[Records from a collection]
=======

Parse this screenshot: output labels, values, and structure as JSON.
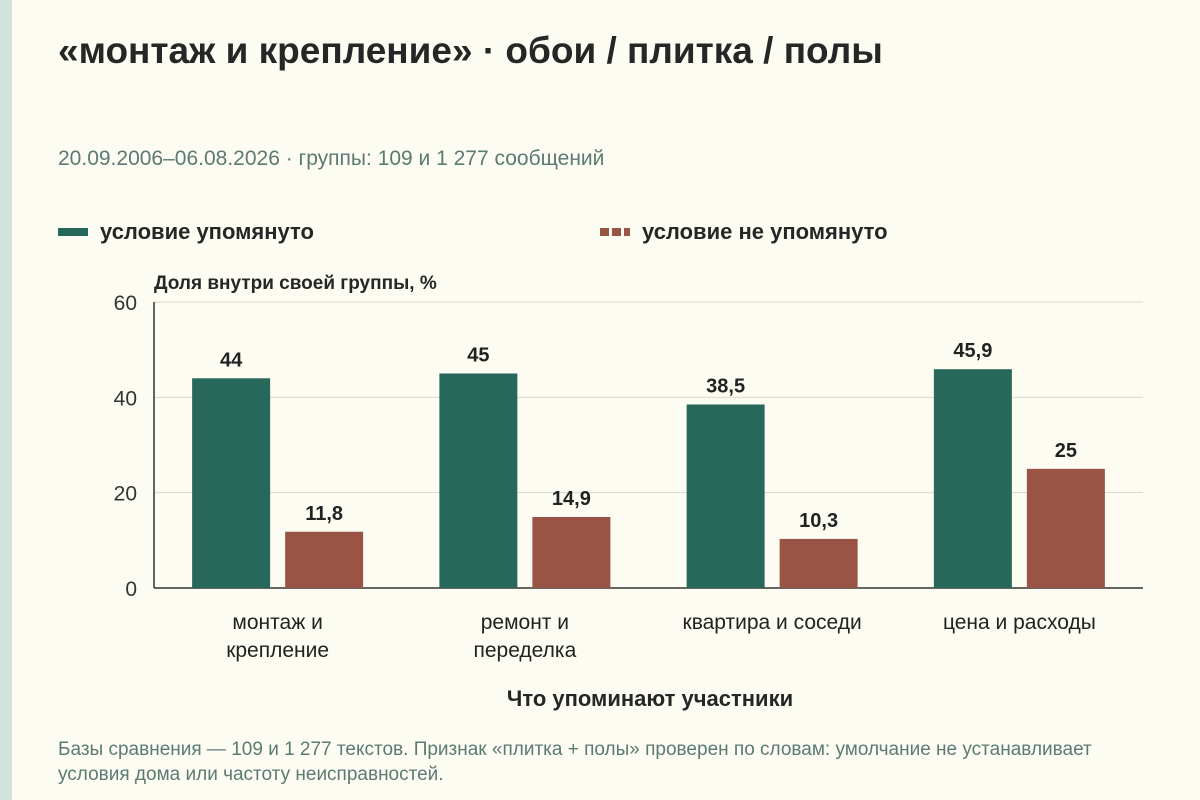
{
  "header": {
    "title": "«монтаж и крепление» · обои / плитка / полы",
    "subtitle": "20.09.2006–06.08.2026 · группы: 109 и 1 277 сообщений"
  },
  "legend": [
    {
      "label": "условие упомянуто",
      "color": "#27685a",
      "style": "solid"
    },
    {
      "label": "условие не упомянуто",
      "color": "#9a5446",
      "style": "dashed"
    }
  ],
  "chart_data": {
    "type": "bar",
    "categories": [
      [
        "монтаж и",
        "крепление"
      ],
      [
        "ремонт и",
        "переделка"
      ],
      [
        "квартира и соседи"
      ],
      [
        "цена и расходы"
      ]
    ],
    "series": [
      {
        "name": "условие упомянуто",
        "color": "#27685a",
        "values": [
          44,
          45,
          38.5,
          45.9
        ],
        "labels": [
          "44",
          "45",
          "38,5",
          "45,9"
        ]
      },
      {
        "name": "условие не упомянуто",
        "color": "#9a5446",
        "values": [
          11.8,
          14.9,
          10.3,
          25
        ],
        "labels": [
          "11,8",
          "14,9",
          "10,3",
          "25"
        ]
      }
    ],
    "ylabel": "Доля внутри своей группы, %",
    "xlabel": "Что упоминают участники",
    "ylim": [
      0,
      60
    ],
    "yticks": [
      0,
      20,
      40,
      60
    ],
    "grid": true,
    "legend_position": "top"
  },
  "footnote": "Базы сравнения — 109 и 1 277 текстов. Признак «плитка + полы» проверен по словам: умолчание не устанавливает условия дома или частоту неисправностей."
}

=======

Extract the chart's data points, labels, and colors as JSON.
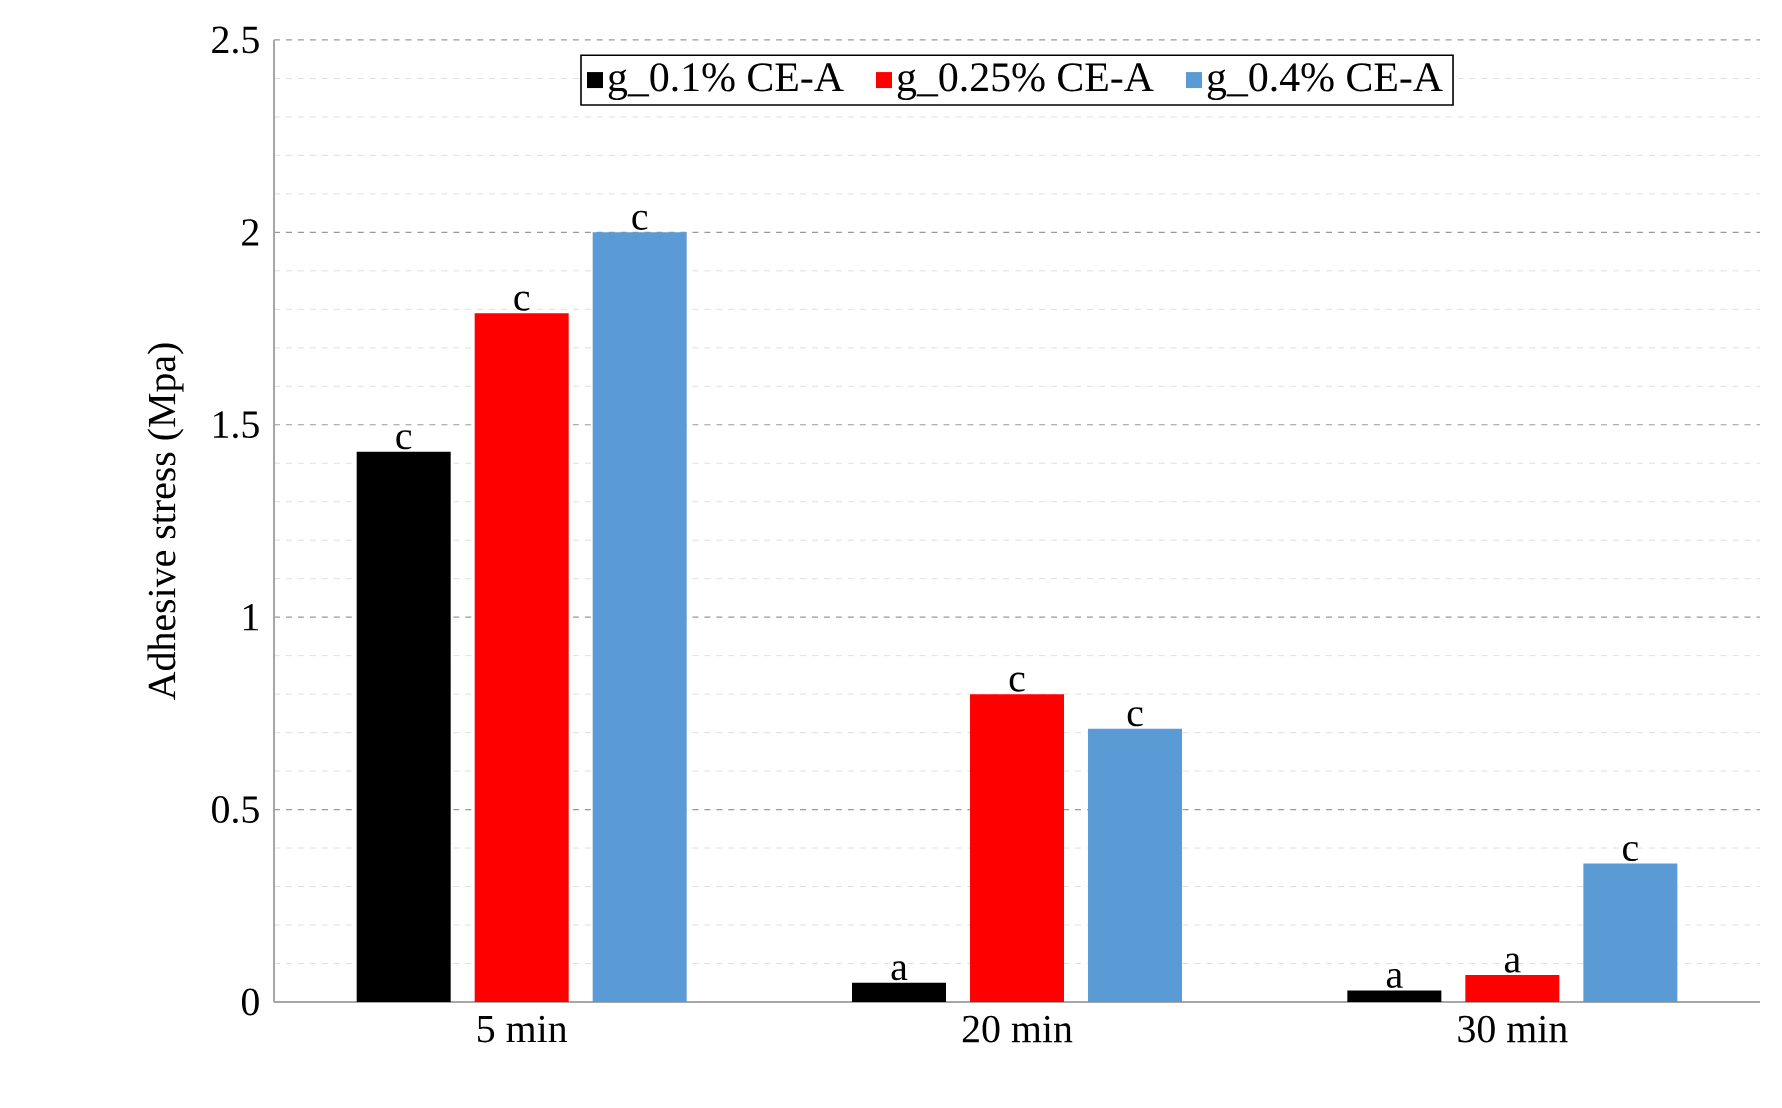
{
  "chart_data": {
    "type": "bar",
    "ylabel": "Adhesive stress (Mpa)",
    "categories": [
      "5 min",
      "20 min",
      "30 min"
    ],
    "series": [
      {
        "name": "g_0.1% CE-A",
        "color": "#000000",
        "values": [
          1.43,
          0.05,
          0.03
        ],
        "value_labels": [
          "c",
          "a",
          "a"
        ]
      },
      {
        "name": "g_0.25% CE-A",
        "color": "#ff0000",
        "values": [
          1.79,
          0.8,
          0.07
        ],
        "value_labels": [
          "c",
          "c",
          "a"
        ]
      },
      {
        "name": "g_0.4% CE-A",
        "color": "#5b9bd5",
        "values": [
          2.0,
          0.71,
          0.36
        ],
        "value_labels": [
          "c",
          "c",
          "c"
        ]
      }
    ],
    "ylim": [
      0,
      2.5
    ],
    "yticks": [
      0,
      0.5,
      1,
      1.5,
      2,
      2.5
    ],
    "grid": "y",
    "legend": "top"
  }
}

=======

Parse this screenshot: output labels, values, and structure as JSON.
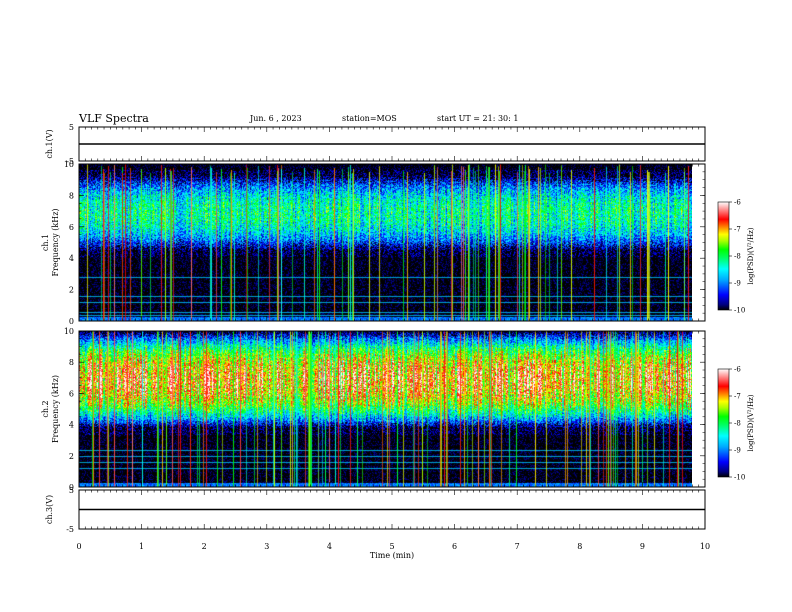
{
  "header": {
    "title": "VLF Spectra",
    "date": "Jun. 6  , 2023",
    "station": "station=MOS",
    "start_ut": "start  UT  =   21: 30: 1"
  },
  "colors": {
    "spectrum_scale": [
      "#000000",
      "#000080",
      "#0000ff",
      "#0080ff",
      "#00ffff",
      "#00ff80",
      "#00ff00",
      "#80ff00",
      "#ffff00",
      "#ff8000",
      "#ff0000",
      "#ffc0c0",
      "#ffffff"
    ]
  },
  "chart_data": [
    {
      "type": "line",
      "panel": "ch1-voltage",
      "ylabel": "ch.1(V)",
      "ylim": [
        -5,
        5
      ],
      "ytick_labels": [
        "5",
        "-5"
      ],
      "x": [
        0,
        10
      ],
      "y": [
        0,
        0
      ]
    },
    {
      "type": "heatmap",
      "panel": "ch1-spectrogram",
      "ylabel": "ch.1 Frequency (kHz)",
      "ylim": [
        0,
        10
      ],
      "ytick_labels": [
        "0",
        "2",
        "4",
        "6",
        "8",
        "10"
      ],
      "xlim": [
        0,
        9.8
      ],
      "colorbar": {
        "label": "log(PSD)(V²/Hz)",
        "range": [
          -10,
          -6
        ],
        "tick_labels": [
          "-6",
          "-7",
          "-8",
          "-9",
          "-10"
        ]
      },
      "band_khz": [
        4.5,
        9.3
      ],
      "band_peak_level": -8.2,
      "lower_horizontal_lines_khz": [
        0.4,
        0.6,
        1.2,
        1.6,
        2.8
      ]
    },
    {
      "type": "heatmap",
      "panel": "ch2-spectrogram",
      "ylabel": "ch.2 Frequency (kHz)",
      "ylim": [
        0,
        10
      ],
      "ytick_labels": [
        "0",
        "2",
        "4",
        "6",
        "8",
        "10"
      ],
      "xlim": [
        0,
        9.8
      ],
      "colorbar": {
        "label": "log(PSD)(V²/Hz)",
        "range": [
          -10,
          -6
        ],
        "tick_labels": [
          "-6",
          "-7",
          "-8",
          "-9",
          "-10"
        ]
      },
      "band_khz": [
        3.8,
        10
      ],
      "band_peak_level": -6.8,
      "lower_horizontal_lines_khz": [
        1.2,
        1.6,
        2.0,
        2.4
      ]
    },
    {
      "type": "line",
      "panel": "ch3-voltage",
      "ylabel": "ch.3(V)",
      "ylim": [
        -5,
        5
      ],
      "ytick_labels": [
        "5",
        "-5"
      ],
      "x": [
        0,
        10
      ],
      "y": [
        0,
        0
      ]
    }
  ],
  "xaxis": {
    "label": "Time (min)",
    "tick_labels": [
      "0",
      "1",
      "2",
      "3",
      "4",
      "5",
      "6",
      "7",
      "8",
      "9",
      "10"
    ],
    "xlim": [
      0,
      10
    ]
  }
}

=======

_DO THIS_:
Return each line with "name".

_TASK RESULT_:
        "name": "условие упомянуто",
        "name": "условие не упомянуто",
        "name": "g_0.1% CE-A",
        "name": "g_0.25% CE-A",
        "name": "g_0.4% CE-A",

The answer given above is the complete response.